Find the lines that contain the word "content" and copy each one.

(begin)

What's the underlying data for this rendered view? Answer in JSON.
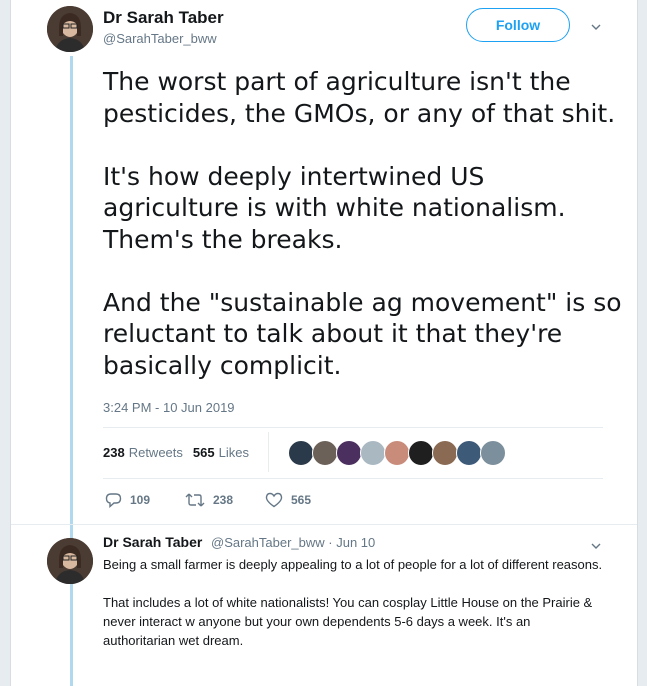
{
  "tweet": {
    "author_name": "Dr Sarah Taber",
    "author_handle": "@SarahTaber_bww",
    "follow_label": "Follow",
    "text": "The worst part of agriculture isn't the pesticides, the GMOs, or any of that shit.\n\nIt's how deeply intertwined US agriculture is with white nationalism. Them's the breaks.\n\nAnd the \"sustainable ag movement\" is so reluctant to talk about it that they're basically complicit.",
    "timestamp": "3:24 PM - 10 Jun 2019",
    "retweet_count": "238",
    "retweet_label": "Retweets",
    "like_count": "565",
    "like_label": "Likes",
    "actions": {
      "replies": "109",
      "retweets": "238",
      "likes": "565"
    },
    "likers": [
      {
        "name": "liker-1",
        "color": "#2b3a4a"
      },
      {
        "name": "liker-2",
        "color": "#6b6158"
      },
      {
        "name": "liker-3",
        "color": "#4b2f5e"
      },
      {
        "name": "liker-4",
        "color": "#aab8c2"
      },
      {
        "name": "liker-5",
        "color": "#c98b7a"
      },
      {
        "name": "liker-6",
        "color": "#1f1f1f"
      },
      {
        "name": "liker-7",
        "color": "#8a6a52"
      },
      {
        "name": "liker-8",
        "color": "#3d5a78"
      },
      {
        "name": "liker-9",
        "color": "#7b8f9c"
      }
    ]
  },
  "reply": {
    "author_name": "Dr Sarah Taber",
    "author_handle": "@SarahTaber_bww",
    "date": "· Jun 10",
    "paragraphs": [
      "Being a small farmer is deeply appealing to a lot of people for a lot of different reasons.",
      "That includes a lot of white nationalists! You can cosplay Little House on the Prairie & never interact w anyone but your own dependents 5-6 days a week. It's an authoritarian wet dream."
    ]
  },
  "colors": {
    "accent": "#1da1f2",
    "thread_line": "#b0d8ee",
    "muted": "#657786"
  }
}
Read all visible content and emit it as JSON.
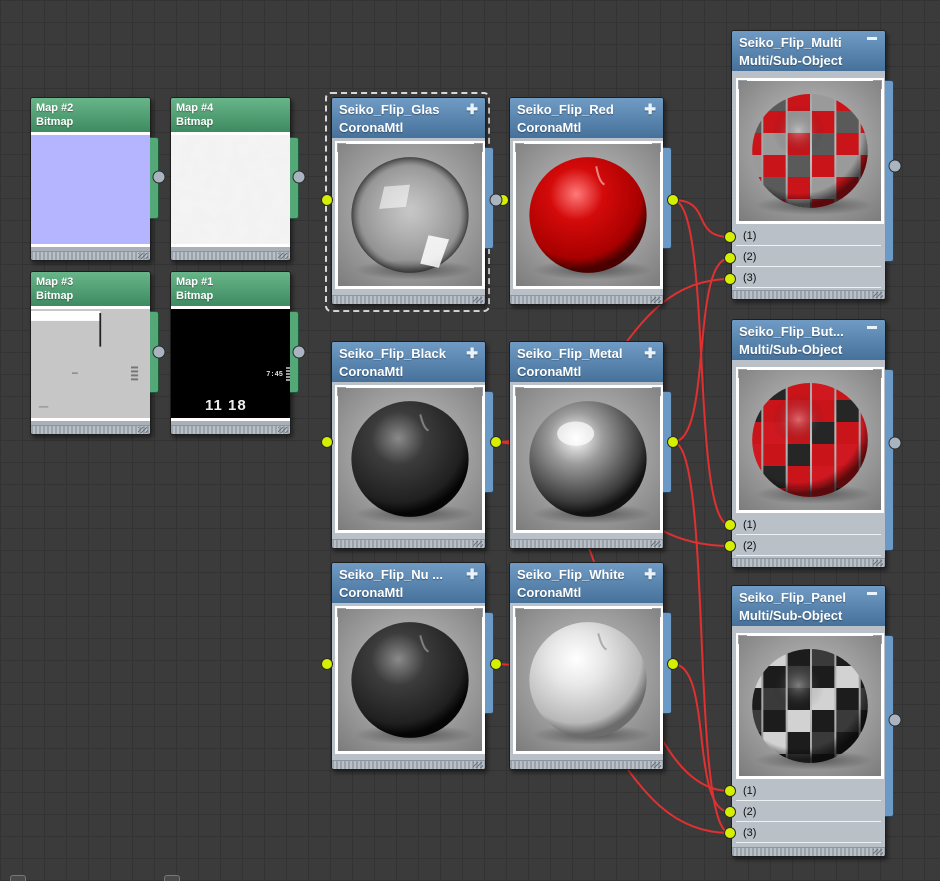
{
  "maps": [
    {
      "id": "map2",
      "title": "Map #2",
      "type": "Bitmap",
      "preview": "lavender"
    },
    {
      "id": "map4",
      "title": "Map #4",
      "type": "Bitmap",
      "preview": "white-noise"
    },
    {
      "id": "map3",
      "title": "Map #3",
      "type": "Bitmap",
      "preview": "gray-layout"
    },
    {
      "id": "map1",
      "title": "Map #1",
      "type": "Bitmap",
      "preview": "black-dial",
      "dial_small": "7:45",
      "dial_big": "11 18"
    }
  ],
  "materials": [
    {
      "id": "glas",
      "title": "Seiko_Flip_Glas",
      "type": "CoronaMtl",
      "preview": "glass"
    },
    {
      "id": "red",
      "title": "Seiko_Flip_Red",
      "type": "CoronaMtl",
      "preview": "red"
    },
    {
      "id": "black",
      "title": "Seiko_Flip_Black",
      "type": "CoronaMtl",
      "preview": "black"
    },
    {
      "id": "metal",
      "title": "Seiko_Flip_Metal",
      "type": "CoronaMtl",
      "preview": "metal"
    },
    {
      "id": "nu",
      "title": "Seiko_Flip_Nu ...",
      "type": "CoronaMtl",
      "preview": "black2"
    },
    {
      "id": "white",
      "title": "Seiko_Flip_White",
      "type": "CoronaMtl",
      "preview": "white"
    }
  ],
  "multis": [
    {
      "id": "multi",
      "title": "Seiko_Flip_Multi",
      "type": "Multi/Sub-Object",
      "slots": [
        "(1)",
        "(2)",
        "(3)"
      ],
      "preview": "checker-red-metal"
    },
    {
      "id": "but",
      "title": "Seiko_Flip_But...",
      "type": "Multi/Sub-Object",
      "slots": [
        "(1)",
        "(2)"
      ],
      "preview": "checker-red-black"
    },
    {
      "id": "panel",
      "title": "Seiko_Flip_Panel",
      "type": "Multi/Sub-Object",
      "slots": [
        "(1)",
        "(2)",
        "(3)"
      ],
      "preview": "checker-black-white"
    }
  ],
  "colors": {
    "canvas_bg": "#3b3b3b",
    "material_header": "#5f8ab4",
    "map_header": "#56a27a",
    "wire": "#e03030",
    "socket": "#d4f000"
  }
}
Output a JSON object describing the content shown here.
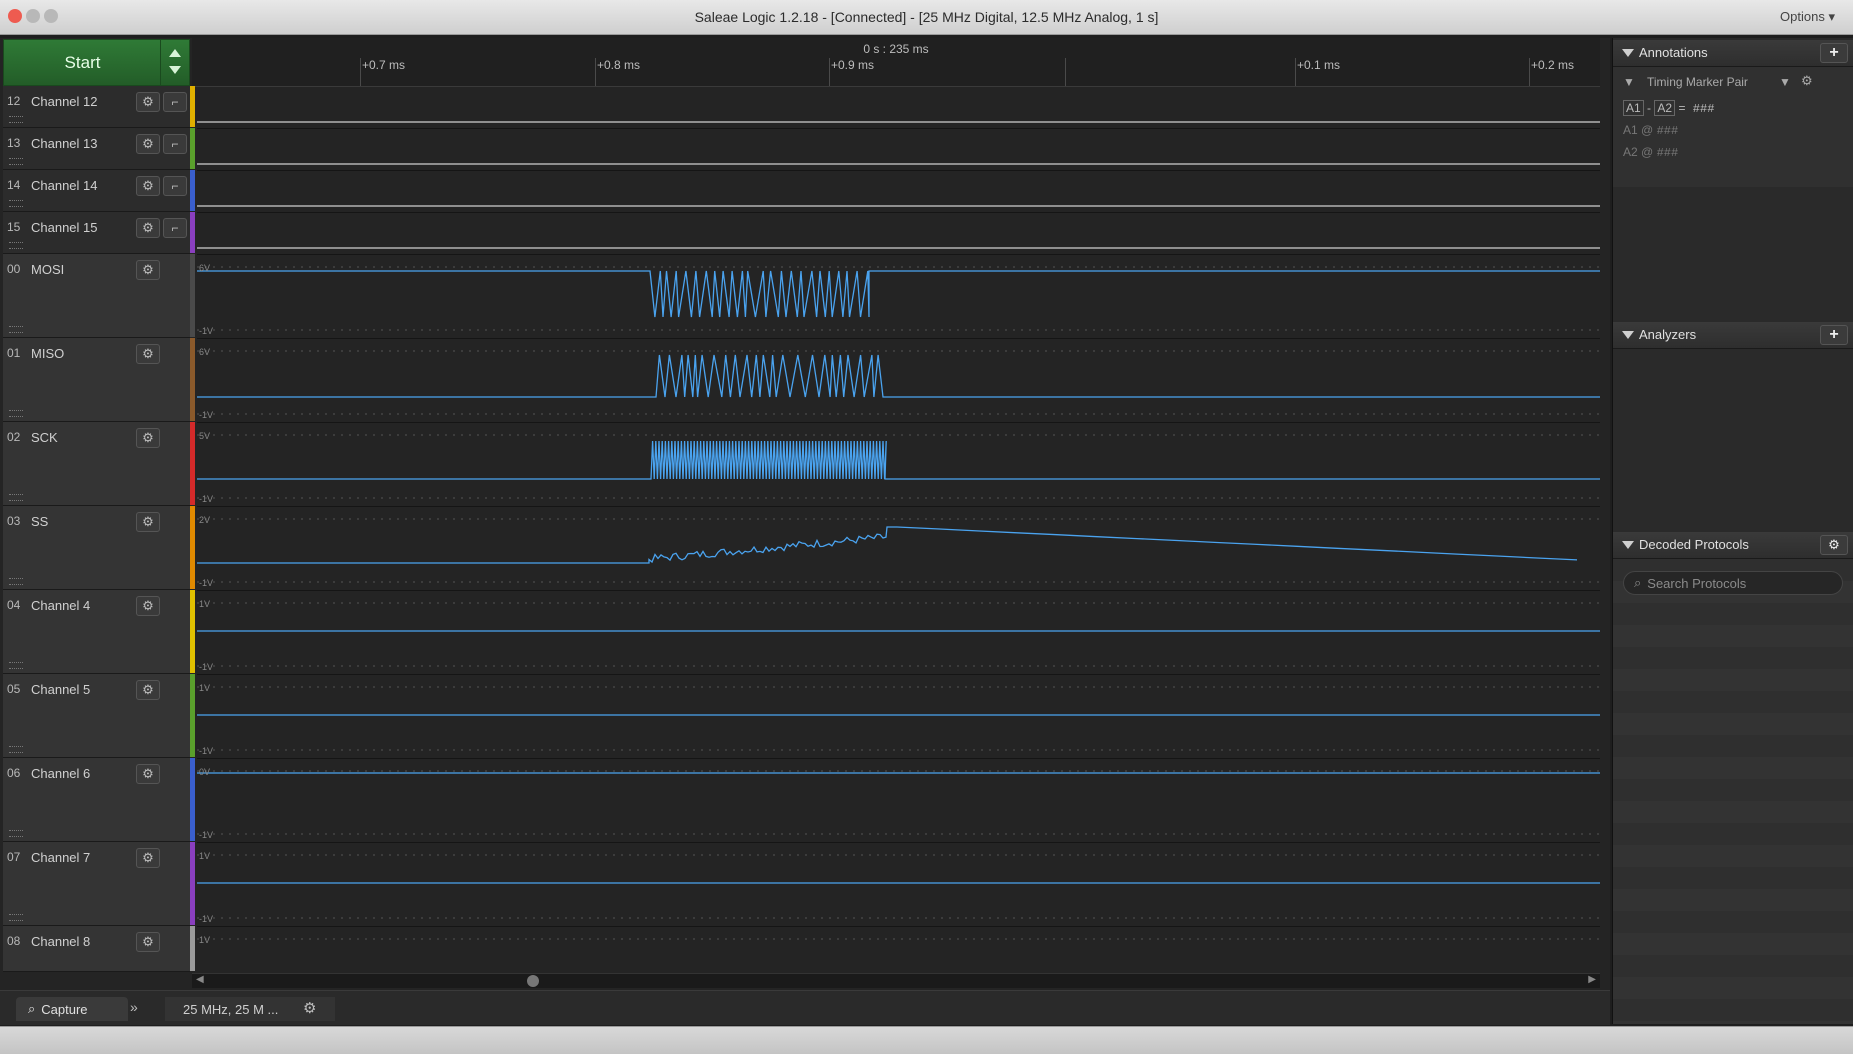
{
  "window": {
    "title": "Saleae Logic 1.2.18 - [Connected] - [25 MHz Digital, 12.5 MHz Analog, 1 s]",
    "options_label": "Options"
  },
  "toolbar": {
    "start_label": "Start"
  },
  "ruler": {
    "center_label": "0 s : 235 ms",
    "ticks": [
      "+0.7 ms",
      "+0.8 ms",
      "+0.9 ms",
      "+0.1 ms",
      "+0.2 ms"
    ]
  },
  "channels": [
    {
      "num": "12",
      "name": "Channel 12",
      "color": "#e0b000",
      "type": "digital"
    },
    {
      "num": "13",
      "name": "Channel 13",
      "color": "#5aa02c",
      "type": "digital"
    },
    {
      "num": "14",
      "name": "Channel 14",
      "color": "#3a5fcd",
      "type": "digital"
    },
    {
      "num": "15",
      "name": "Channel 15",
      "color": "#8a3fbf",
      "type": "digital"
    },
    {
      "num": "00",
      "name": "MOSI",
      "color": "#4a4a4a",
      "type": "analog",
      "vmax": "6V",
      "vmin": "-1V"
    },
    {
      "num": "01",
      "name": "MISO",
      "color": "#8b5a2b",
      "type": "analog",
      "vmax": "6V",
      "vmin": "-1V"
    },
    {
      "num": "02",
      "name": "SCK",
      "color": "#d42a2a",
      "type": "analog",
      "vmax": "5V",
      "vmin": "-1V"
    },
    {
      "num": "03",
      "name": "SS",
      "color": "#e08a00",
      "type": "analog",
      "vmax": "2V",
      "vmin": "-1V"
    },
    {
      "num": "04",
      "name": "Channel 4",
      "color": "#e0c000",
      "type": "analog",
      "vmax": "1V",
      "vmin": "-1V"
    },
    {
      "num": "05",
      "name": "Channel 5",
      "color": "#5aa02c",
      "type": "analog",
      "vmax": "1V",
      "vmin": "-1V"
    },
    {
      "num": "06",
      "name": "Channel 6",
      "color": "#3a5fcd",
      "type": "analog",
      "vmax": "0V",
      "vmin": "-1V"
    },
    {
      "num": "07",
      "name": "Channel 7",
      "color": "#8a3fbf",
      "type": "analog",
      "vmax": "1V",
      "vmin": "-1V"
    },
    {
      "num": "08",
      "name": "Channel 8",
      "color": "#9a9a9a",
      "type": "analog",
      "vmax": "1V",
      "vmin": ""
    }
  ],
  "bottom": {
    "capture_label": "Capture",
    "rate_label": "25 MHz, 25 M ..."
  },
  "annotations": {
    "title": "Annotations",
    "timing_marker_label": "Timing Marker Pair",
    "a1": "A1",
    "a2": "A2",
    "diff_value": "= ###",
    "a1_row_at": "@",
    "a1_row_value": "###",
    "a2_row_at": "@",
    "a2_row_value": "###",
    "dash": "-"
  },
  "analyzers": {
    "title": "Analyzers"
  },
  "decoded": {
    "title": "Decoded Protocols",
    "search_placeholder": "Search Protocols"
  },
  "colors": {
    "signal": "#4aa3ef",
    "start_green": "#2f7a36"
  }
}
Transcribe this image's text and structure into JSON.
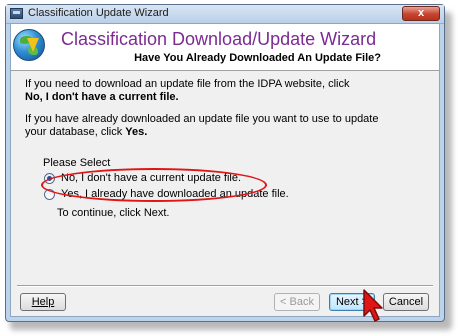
{
  "window": {
    "title": "Classification Update Wizard",
    "close_label": "x"
  },
  "header": {
    "title": "Classification Download/Update Wizard",
    "subtitle": "Have You Already Downloaded An Update File?"
  },
  "body": {
    "para1_line1": "If you need to download an update file from the IDPA website, click",
    "para1_line2": "No, I don't have a current file.",
    "para2_line1": "If you have already downloaded an update file you want to use to update",
    "para2_line2_prefix": "your database, click ",
    "para2_line2_bold": "Yes.",
    "group_label": "Please Select",
    "options": [
      {
        "label": "No, I don't have a current update file.",
        "checked": true
      },
      {
        "label": "Yes, I already have downloaded an update file.",
        "checked": false
      }
    ],
    "continue_text": "To continue, click Next."
  },
  "footer": {
    "help": "Help",
    "back": "< Back",
    "next": "Next >",
    "cancel": "Cancel"
  },
  "colors": {
    "title_purple": "#7b2b91",
    "highlight_red": "#e01515",
    "close_red": "#c5452e"
  }
}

(end)

### RESULT FOR THIS EXERCISE:
Read all visible content and emit it as JSON.
Output a JSON object describing the content shown here.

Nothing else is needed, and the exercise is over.